*YOUR OBJECTIVE:* Reply with one number: the count of lines in the records below that hold "label".

########################################

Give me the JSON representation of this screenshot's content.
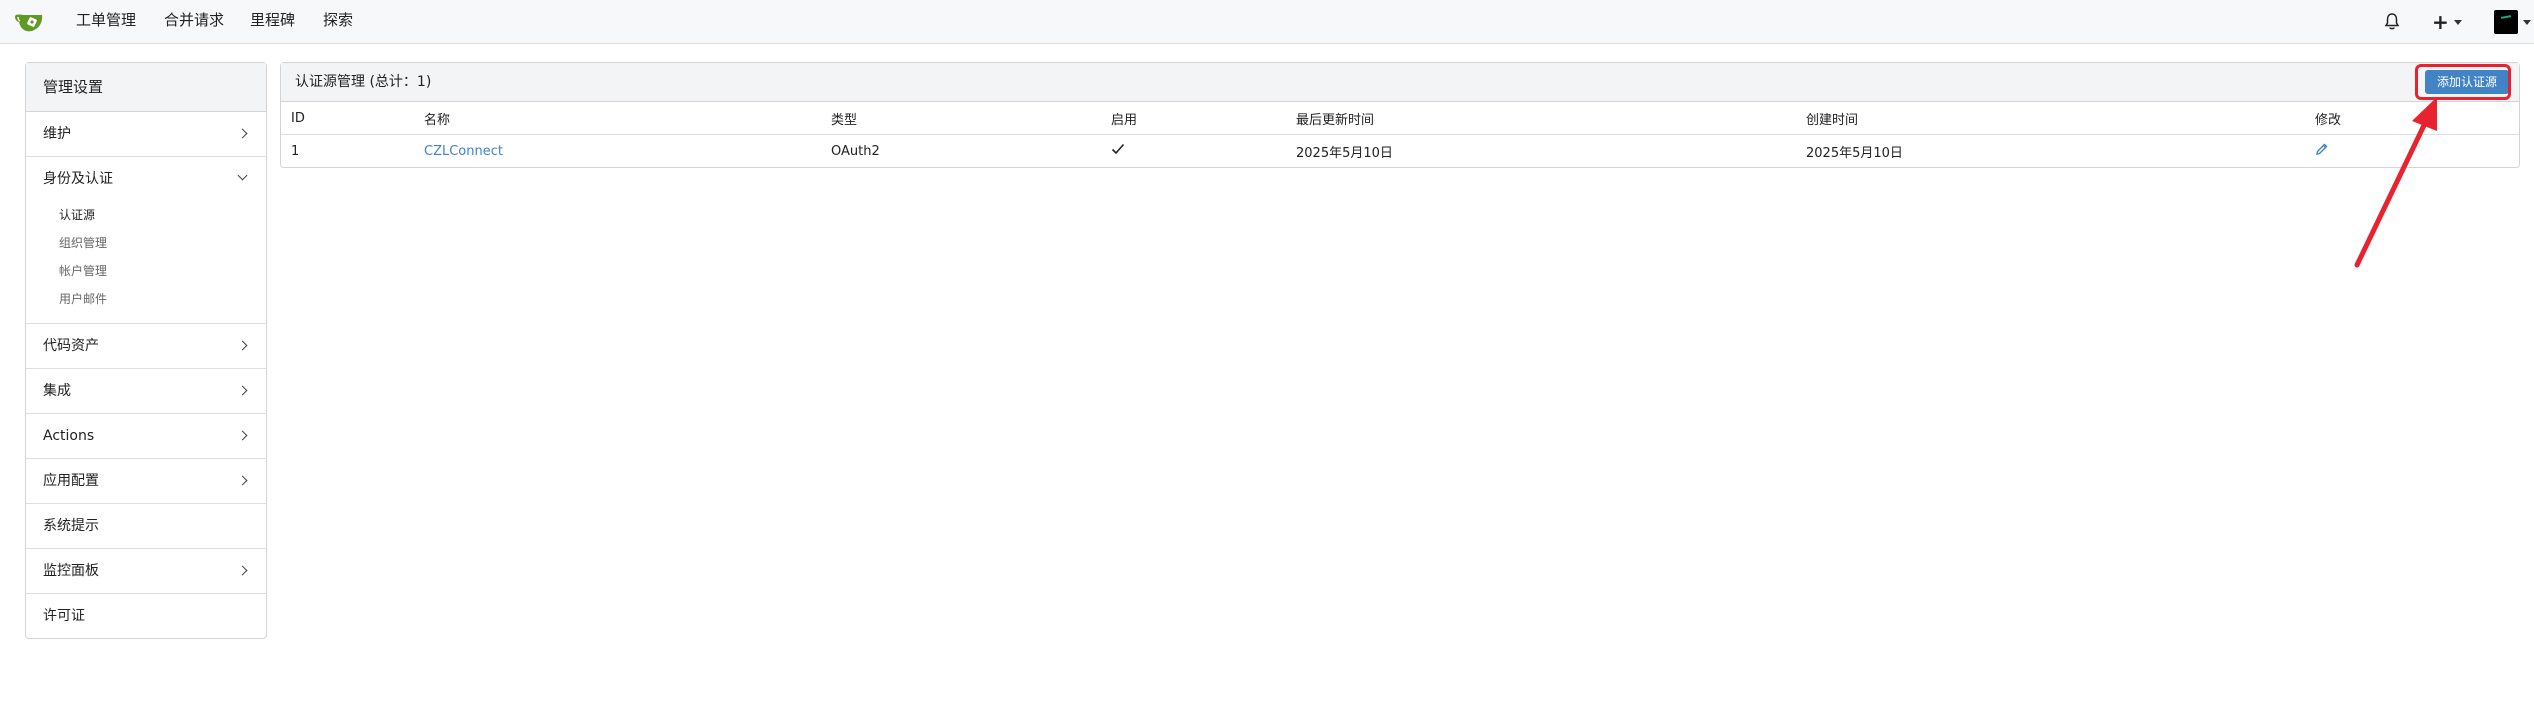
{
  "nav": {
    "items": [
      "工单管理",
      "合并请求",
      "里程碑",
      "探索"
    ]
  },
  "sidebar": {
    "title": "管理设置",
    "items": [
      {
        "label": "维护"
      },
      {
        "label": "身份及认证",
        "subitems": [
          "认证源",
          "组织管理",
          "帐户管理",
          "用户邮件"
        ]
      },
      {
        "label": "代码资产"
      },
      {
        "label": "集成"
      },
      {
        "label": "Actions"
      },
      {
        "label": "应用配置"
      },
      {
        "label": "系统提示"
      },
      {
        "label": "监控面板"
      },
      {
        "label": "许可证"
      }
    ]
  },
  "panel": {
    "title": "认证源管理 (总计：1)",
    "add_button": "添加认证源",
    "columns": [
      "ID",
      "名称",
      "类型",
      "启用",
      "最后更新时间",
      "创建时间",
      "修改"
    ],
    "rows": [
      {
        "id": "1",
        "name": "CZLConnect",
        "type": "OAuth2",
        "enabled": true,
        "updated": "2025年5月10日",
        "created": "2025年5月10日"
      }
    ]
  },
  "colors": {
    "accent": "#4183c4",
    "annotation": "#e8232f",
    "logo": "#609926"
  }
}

########################################

*THE ANSWER:* 9